# THE PROBLEM
Return all entries word for word, but drop any images.

# RECORDS TO PROCESS
++++++++++++++++++++

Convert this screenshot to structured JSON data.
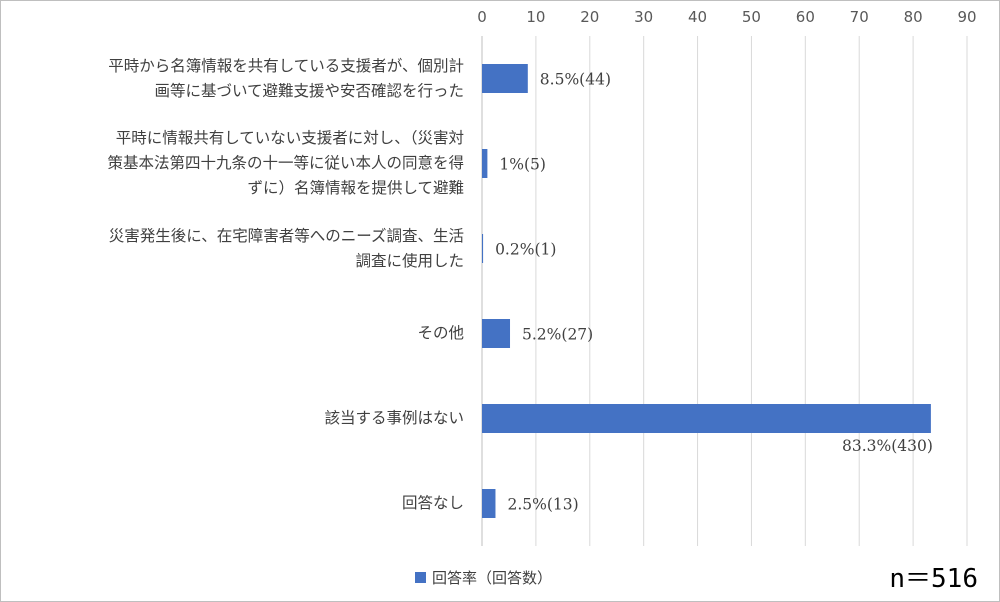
{
  "chart_data": {
    "type": "bar",
    "orientation": "horizontal",
    "categories": [
      [
        "平時から名簿情報を共有している支援者が、個別計",
        "画等に基づいて避難支援や安否確認を行った"
      ],
      [
        "平時に情報共有していない支援者に対し、（災害対",
        "策基本法第四十九条の十一等に従い本人の同意を得",
        "ずに）名簿情報を提供して避難"
      ],
      [
        "災害発生後に、在宅障害者等へのニーズ調査、生活",
        "調査に使用した"
      ],
      [
        "その他"
      ],
      [
        "該当する事例はない"
      ],
      [
        "回答なし"
      ]
    ],
    "series": [
      {
        "name": "回答率（回答数）",
        "values": [
          8.5,
          1,
          0.2,
          5.2,
          83.3,
          2.5
        ],
        "data_labels": [
          "8.5%(44)",
          "1%(5)",
          "0.2%(1)",
          "5.2%(27)",
          "83.3%(430)",
          "2.5%(13)"
        ],
        "color": "#4472c4"
      }
    ],
    "xlim": [
      0,
      90
    ],
    "xticks": [
      "0",
      "10",
      "20",
      "30",
      "40",
      "50",
      "60",
      "70",
      "80",
      "90"
    ],
    "grid": true,
    "axis_position": "top",
    "legend_position": "bottom"
  },
  "legend": {
    "label": "回答率（回答数）"
  },
  "sample_size": "n＝516"
}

++++++++++++++++++++

# FULL SOLUTION
Convert this screenshot to structured JSON data.
{
  "chart_data": {
    "type": "bar",
    "orientation": "horizontal",
    "categories": [
      [
        "平時から名簿情報を共有している支援者が、個別計",
        "画等に基づいて避難支援や安否確認を行った"
      ],
      [
        "平時に情報共有していない支援者に対し、（災害対",
        "策基本法第四十九条の十一等に従い本人の同意を得",
        "ずに）名簿情報を提供して避難"
      ],
      [
        "災害発生後に、在宅障害者等へのニーズ調査、生活",
        "調査に使用した"
      ],
      [
        "その他"
      ],
      [
        "該当する事例はない"
      ],
      [
        "回答なし"
      ]
    ],
    "series": [
      {
        "name": "回答率（回答数）",
        "values": [
          8.5,
          1,
          0.2,
          5.2,
          83.3,
          2.5
        ],
        "data_labels": [
          "8.5%(44)",
          "1%(5)",
          "0.2%(1)",
          "5.2%(27)",
          "83.3%(430)",
          "2.5%(13)"
        ],
        "color": "#4472c4"
      }
    ],
    "xlim": [
      0,
      90
    ],
    "xticks": [
      "0",
      "10",
      "20",
      "30",
      "40",
      "50",
      "60",
      "70",
      "80",
      "90"
    ],
    "grid": true,
    "axis_position": "top",
    "legend_position": "bottom"
  },
  "legend": {
    "label": "回答率（回答数）"
  },
  "sample_size": "n＝516"
}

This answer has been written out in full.